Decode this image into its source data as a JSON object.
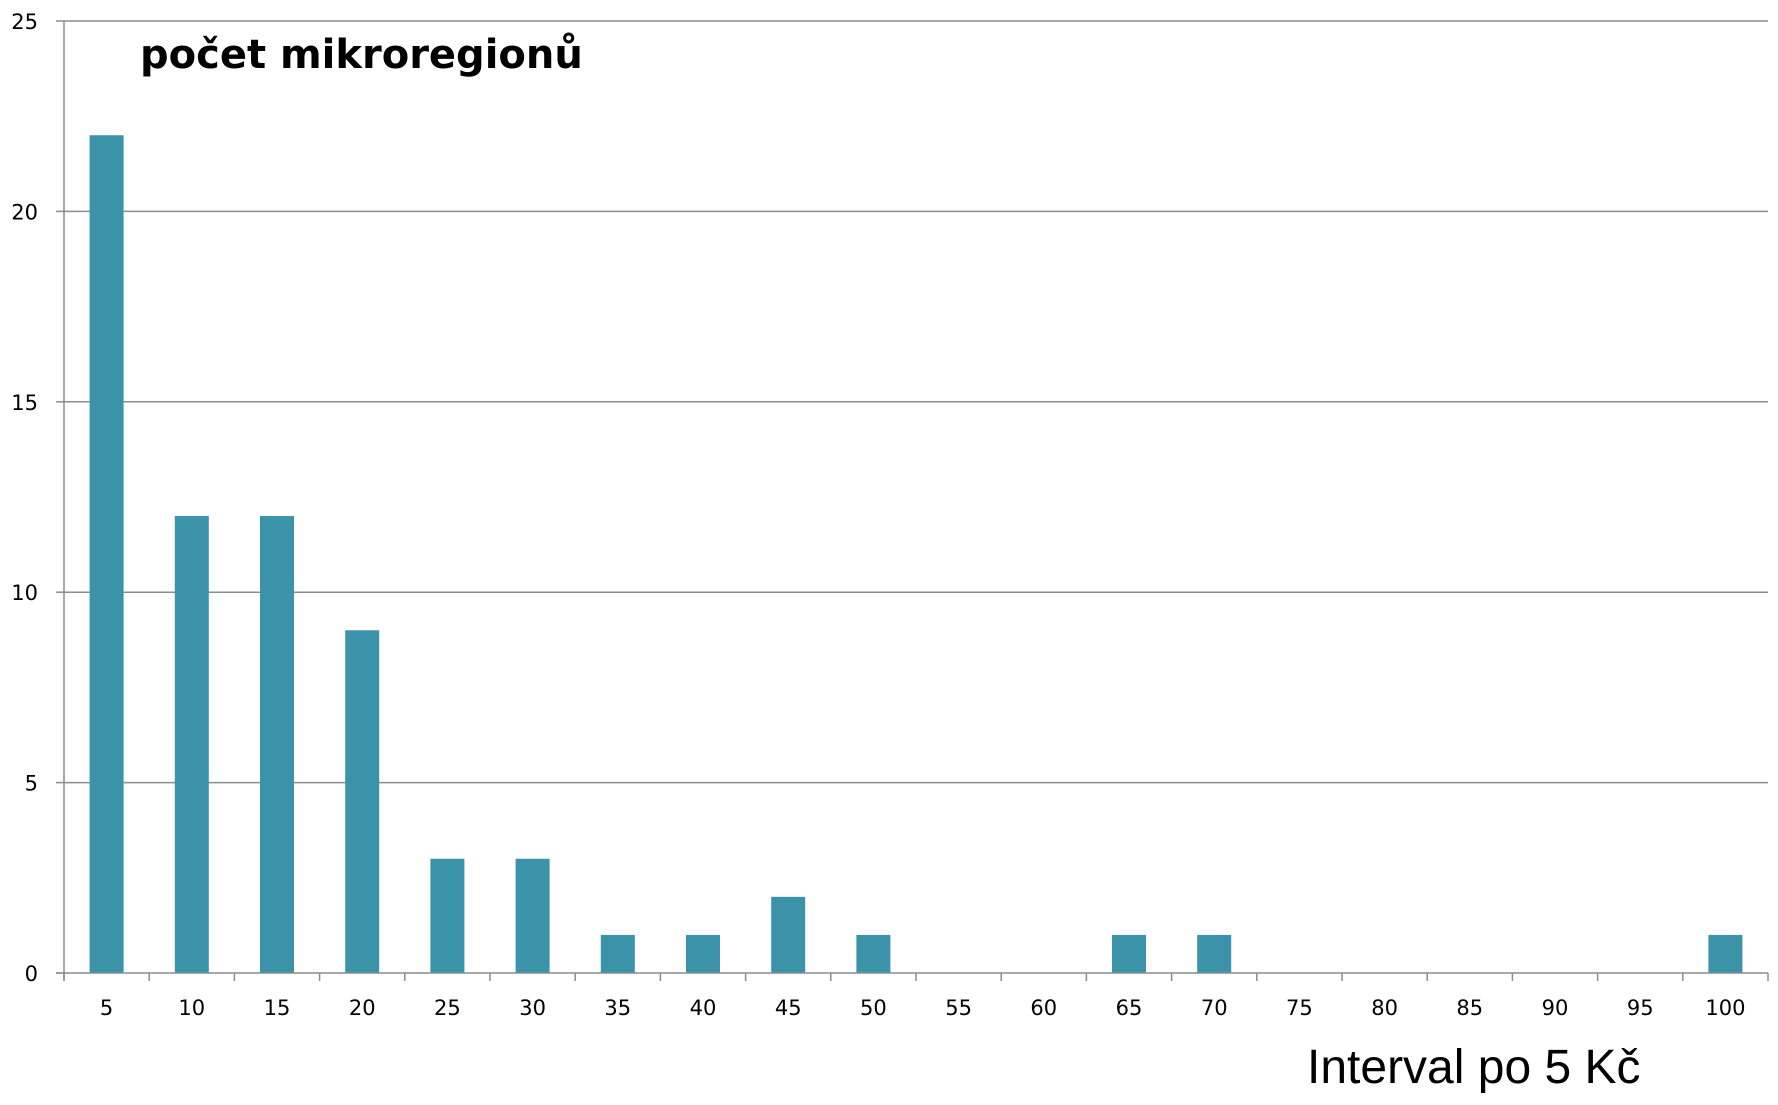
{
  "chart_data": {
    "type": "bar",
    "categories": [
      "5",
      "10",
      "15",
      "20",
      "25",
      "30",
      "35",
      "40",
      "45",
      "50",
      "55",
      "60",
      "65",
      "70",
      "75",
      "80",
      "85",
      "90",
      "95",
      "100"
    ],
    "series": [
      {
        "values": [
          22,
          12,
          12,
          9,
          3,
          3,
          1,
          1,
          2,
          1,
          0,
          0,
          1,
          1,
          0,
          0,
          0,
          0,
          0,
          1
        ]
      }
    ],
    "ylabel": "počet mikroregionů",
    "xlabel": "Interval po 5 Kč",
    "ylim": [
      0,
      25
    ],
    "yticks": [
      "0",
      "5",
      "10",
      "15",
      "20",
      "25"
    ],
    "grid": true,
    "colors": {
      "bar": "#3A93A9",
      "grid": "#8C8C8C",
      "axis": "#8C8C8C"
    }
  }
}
··········
Transcribe the material exactly, leaving every picture out.

Decode this image into its source data as a JSON object.
{
  "chart_data": {
    "type": "bar",
    "categories": [
      "5",
      "10",
      "15",
      "20",
      "25",
      "30",
      "35",
      "40",
      "45",
      "50",
      "55",
      "60",
      "65",
      "70",
      "75",
      "80",
      "85",
      "90",
      "95",
      "100"
    ],
    "series": [
      {
        "values": [
          22,
          12,
          12,
          9,
          3,
          3,
          1,
          1,
          2,
          1,
          0,
          0,
          1,
          1,
          0,
          0,
          0,
          0,
          0,
          1
        ]
      }
    ],
    "ylabel": "počet mikroregionů",
    "xlabel": "Interval po 5 Kč",
    "ylim": [
      0,
      25
    ],
    "yticks": [
      "0",
      "5",
      "10",
      "15",
      "20",
      "25"
    ],
    "grid": true,
    "colors": {
      "bar": "#3A93A9",
      "grid": "#8C8C8C",
      "axis": "#8C8C8C"
    }
  }
}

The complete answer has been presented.